* BEGIN *
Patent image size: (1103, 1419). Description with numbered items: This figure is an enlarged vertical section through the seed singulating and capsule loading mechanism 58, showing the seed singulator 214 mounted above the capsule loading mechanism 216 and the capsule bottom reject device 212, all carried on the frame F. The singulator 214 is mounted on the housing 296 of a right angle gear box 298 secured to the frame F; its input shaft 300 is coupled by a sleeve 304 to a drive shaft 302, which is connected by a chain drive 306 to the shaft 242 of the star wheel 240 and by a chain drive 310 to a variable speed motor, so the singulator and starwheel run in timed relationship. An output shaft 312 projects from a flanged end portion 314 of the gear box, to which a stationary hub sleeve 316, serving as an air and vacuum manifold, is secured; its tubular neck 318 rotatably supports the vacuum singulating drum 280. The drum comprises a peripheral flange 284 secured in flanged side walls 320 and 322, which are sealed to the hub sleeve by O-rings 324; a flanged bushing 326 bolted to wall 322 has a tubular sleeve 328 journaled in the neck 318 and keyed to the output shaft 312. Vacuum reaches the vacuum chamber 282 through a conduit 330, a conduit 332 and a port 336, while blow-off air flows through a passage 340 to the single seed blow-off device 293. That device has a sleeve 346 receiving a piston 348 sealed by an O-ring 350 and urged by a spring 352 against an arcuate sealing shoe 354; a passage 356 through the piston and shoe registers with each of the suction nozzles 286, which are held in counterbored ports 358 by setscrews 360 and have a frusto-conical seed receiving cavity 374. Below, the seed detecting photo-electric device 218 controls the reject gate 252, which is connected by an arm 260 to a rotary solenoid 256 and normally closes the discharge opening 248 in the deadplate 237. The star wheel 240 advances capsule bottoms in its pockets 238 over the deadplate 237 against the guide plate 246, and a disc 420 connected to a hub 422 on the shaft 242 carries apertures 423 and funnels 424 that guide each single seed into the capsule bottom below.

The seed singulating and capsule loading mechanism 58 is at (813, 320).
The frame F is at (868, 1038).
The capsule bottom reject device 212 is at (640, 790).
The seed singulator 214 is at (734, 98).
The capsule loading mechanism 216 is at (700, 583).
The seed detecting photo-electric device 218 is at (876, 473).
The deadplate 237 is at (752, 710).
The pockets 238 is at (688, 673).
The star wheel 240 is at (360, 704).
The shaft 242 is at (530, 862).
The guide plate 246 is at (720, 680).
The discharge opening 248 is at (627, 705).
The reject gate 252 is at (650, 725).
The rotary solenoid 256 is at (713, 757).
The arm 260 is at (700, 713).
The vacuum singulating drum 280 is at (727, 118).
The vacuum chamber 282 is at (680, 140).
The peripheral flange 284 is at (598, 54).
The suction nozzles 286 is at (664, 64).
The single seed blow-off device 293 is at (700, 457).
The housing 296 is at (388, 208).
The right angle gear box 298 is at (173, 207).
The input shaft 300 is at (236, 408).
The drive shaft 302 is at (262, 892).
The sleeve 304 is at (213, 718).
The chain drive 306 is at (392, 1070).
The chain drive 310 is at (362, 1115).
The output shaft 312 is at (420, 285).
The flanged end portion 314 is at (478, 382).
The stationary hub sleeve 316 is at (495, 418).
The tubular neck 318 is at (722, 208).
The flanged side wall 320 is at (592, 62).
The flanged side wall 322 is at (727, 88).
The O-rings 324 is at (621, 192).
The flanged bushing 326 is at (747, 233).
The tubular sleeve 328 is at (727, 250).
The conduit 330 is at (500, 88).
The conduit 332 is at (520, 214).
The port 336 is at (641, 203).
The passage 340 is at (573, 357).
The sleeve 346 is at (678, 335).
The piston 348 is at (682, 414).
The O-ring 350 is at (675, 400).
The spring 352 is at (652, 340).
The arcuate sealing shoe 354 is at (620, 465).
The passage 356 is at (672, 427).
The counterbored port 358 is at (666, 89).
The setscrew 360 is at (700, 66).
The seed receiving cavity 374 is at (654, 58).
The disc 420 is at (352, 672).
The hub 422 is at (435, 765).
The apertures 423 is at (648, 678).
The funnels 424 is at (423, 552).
* END *
# Objective
Convert the data above into a CSV with two columns, description and locations. Give one row for each description, pairing it with its locations. Enclose each field in double quotes and replace line breaks with spaces.

# Output for this exercise
description,locations
"Patent image size: (1103, 1419). Description with numbered items: This figure is an enlarged vertical section through the seed singulating and capsule loading mechanism 58, showing the seed singulator 214 mounted above the capsule loading mechanism 216 and the capsule bottom reject device 212, all carried on the frame F. The singulator 214 is mounted on the housing 296 of a right angle gear box 298 secured to the frame F; its input shaft 300 is coupled by a sleeve 304 to a drive shaft 302, which is connected by a chain drive 306 to the shaft 242 of the star wheel 240 and by a chain drive 310 to a variable speed motor, so the singulator and starwheel run in timed relationship. An output shaft 312 projects from a flanged end portion 314 of the gear box, to which a stationary hub sleeve 316, serving as an air and vacuum manifold, is secured; its tubular neck 318 rotatably supports the vacuum singulating drum 280. The drum comprises a peripheral flange 284 secured in flanged side walls 320 and 322, which are sealed to the hub sleeve by O-rings 324; a flanged bushing 326 bolted to wall 322 has a tubular sleeve 328 journaled in the neck 318 and keyed to the output shaft 312. Vacuum reaches the vacuum chamber 282 through a conduit 330, a conduit 332 and a port 336, while blow-off air flows through a passage 340 to the single seed blow-off device 293. That device has a sleeve 346 receiving a piston 348 sealed by an O-ring 350 and urged by a spring 352 against an arcuate sealing shoe 354; a passage 356 through the piston and shoe registers with each of the suction nozzles 286, which are held in counterbored ports 358 by setscrews 360 and have a frusto-conical seed receiving cavity 374. Below, the seed detecting photo-electric device 218 controls the reject gate 252, which is connected by an arm 260 to a rotary solenoid 256 and normally closes the discharge opening 248 in the deadplate 237. The star wheel 240 advances capsule bottoms in its pockets 238 over the deadplate 237 against the guide plate 246, and a disc 420 connected to a hub 422 on the shaft 242 carries apertures 423 and funnels 424 that guide each single seed into the capsule bottom below.","The seed singulating and capsule loading mechanism 58 is at (813, 320). The frame F is at (868, 1038). The capsule bottom reject device 212 is at (640, 790). The seed singulator 214 is at (734, 98). The capsule loading mechanism 216 is at (700, 583). The seed detecting photo-electric device 218 is at (876, 473). The deadplate 237 is at (752, 710). The pockets 238 is at (688, 673). The star wheel 240 is at (360, 704). The shaft 242 is at (530, 862). The guide plate 246 is at (720, 680). The discharge opening 248 is at (627, 705). The reject gate 252 is at (650, 725). The rotary solenoid 256 is at (713, 757). The arm 260 is at (700, 713). The vacuum singulating drum 280 is at (727, 118). The vacuum chamber 282 is at (680, 140). The peripheral flange 284 is at (598, 54). The suction nozzles 286 is at (664, 64). The single seed blow-off device 293 is at (700, 457). The housing 296 is at (388, 208). The right angle gear box 298 is at (173, 207). The input shaft 300 is at (236, 408). The drive shaft 302 is at (262, 892). The sleeve 304 is at (213, 718). The chain drive 306 is at (392, 1070). The chain drive 310 is at (362, 1115). The output shaft 312 is at (420, 285). The flanged end portion 314 is at (478, 382). The stationary hub sleeve 316 is at (495, 418). The tubular neck 318 is at (722, 208). The flanged side wall 320 is at (592, 62). The flanged side wall 322 is at (727, 88). The O-rings 324 is at (621, 192). The flanged bushing 326 is at (747, 233). The tubular sleeve 328 is at (727, 250). The conduit 330 is at (500, 88). The conduit 332 is at (520, 214). The port 336 is at (641, 203). The passage 340 is at (573, 357). The sleeve 346 is at (678, 335). The piston 348 is at (682, 414). The O-ring 350 is at (675, 400). The spring 352 is at (652, 340). The arcuate sealing shoe 354 is at (620, 465). The passage 356 is at (672, 427). The counterbored port 358 is at (666, 89). The setscrew 360 is at (700, 66). The seed receiving cavity 374 is at (654, 58). The disc 420 is at (352, 672). The hub 422 is at (435, 765). The apertures 423 is at (648, 678). The funnels 424 is at (423, 552)."